El concepto de interdependencia representó una crítica al realismo político. Sus teóricos analizaron cómo la política internacional se había indo transformando a través del aumento de las diversas y complejas conexiones transnacionales e interdependencias entre los Estados y las sociedades, mientras que la fuerza militar y el equilibrio de poder decrecía, pero manteniendo un nivel importante.

Este modelo tiene tres características principales:

  1. La existencia de múltiples canales conectando las sociedades. Estos canales serían las relaciones interestatales, transgubernamentales y transnacionales.

  2. La agenda de las relaciones interestatales consiste en múltiples problemas que no están ordenados en una jerarquía clara y consistente. Esta ausencia de jerarquía entre los problemas significa, entre otras cosas, que la seguridad militar no domina consistentemente la agenda. Muchos problemas surgen de lo que normalmente se considera política interior y la distinción entre problemas internos y externos se diluye.

  3. La fuerza militar no es utilizada por los gobiernos, respecto de otros gobiernos dentro de la región o respecto de los problemas, cuando prevalece la interdependencia compleja. Puede, sin embargo, ser importante en las relaciones de estos gobiernos con otros externos a la región o respecto de otros problemas. Sus teóricos argumentan también el declinamiento del uso de la fuerza militar como una herramienta política para incrementar otras formas de interdependencia, lo que aumenta la probabilidad de cooperación entre Estados.

De manera que, a partir de la interdependencia compleja se originan procesos políticos distintos, que traducen los recursos de poder en poder como control de resultados. No todos los recursos de poder de un país son efectivos en todo momento y su acumulación no tiene mayor utilidad si los resultados de sus acciones no corresponden a los objetivos planteados.

*-*-*

▶ [OBJETIVO DE LA TAREA]: Según el texto sobre la interdependencia compleja, ¿cuáles son los canales múltiples que conectan las sociedades?

▶ [DATOS]:
*-*-*

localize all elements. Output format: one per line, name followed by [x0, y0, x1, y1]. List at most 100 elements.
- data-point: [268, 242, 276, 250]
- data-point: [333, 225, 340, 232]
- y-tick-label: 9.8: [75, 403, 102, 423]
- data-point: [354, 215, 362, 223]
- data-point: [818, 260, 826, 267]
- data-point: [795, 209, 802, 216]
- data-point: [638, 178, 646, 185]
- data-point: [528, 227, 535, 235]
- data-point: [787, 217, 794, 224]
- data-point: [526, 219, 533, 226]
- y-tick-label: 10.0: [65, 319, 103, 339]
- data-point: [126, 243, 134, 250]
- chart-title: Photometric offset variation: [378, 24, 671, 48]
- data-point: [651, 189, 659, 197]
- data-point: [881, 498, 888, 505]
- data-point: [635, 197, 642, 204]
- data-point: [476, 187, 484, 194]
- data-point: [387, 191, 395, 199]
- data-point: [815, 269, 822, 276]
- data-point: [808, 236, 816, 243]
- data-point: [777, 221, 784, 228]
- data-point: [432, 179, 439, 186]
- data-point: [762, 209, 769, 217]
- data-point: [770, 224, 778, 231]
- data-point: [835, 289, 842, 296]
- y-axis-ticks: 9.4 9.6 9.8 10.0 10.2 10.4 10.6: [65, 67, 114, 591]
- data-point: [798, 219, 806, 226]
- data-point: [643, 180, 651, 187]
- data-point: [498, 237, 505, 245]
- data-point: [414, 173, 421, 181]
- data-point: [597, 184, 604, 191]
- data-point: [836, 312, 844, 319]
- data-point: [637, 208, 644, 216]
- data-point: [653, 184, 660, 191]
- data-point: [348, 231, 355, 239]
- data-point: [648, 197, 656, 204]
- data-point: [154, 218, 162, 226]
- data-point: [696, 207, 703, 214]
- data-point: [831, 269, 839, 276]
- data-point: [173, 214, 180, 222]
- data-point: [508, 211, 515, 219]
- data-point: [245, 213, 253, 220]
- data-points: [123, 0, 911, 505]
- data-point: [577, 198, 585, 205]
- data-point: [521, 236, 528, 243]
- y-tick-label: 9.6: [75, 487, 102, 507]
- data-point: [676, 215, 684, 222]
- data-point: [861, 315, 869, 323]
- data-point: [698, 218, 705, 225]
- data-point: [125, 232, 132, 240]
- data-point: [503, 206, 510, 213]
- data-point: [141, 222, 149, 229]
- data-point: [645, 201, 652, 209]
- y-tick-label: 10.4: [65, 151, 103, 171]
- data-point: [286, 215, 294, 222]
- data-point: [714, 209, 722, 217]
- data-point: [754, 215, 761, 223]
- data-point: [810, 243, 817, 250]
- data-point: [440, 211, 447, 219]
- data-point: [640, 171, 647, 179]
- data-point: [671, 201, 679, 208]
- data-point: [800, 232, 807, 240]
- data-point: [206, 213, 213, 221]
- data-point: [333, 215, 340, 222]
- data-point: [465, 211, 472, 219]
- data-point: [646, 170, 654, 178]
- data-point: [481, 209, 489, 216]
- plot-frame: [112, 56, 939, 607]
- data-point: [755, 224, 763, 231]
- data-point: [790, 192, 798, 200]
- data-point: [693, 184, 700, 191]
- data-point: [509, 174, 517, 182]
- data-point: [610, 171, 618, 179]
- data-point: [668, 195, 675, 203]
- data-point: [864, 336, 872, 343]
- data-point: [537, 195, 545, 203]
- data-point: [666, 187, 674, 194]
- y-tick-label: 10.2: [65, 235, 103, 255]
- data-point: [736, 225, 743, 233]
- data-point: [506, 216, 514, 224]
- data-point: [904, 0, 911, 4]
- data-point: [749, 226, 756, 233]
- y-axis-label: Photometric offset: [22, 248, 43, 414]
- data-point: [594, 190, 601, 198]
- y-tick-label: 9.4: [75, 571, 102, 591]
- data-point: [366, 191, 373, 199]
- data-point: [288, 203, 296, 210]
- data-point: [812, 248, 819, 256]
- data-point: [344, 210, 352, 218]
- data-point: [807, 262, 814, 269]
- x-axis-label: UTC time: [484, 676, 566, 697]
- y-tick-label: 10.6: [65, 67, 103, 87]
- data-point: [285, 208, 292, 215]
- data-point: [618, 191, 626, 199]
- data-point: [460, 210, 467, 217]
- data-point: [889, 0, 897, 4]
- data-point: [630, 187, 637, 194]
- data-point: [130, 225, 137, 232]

*-*-*

▶ [SOLUCIÓN]: Las relaciones interestatales, transgubernamentales y transnacionales.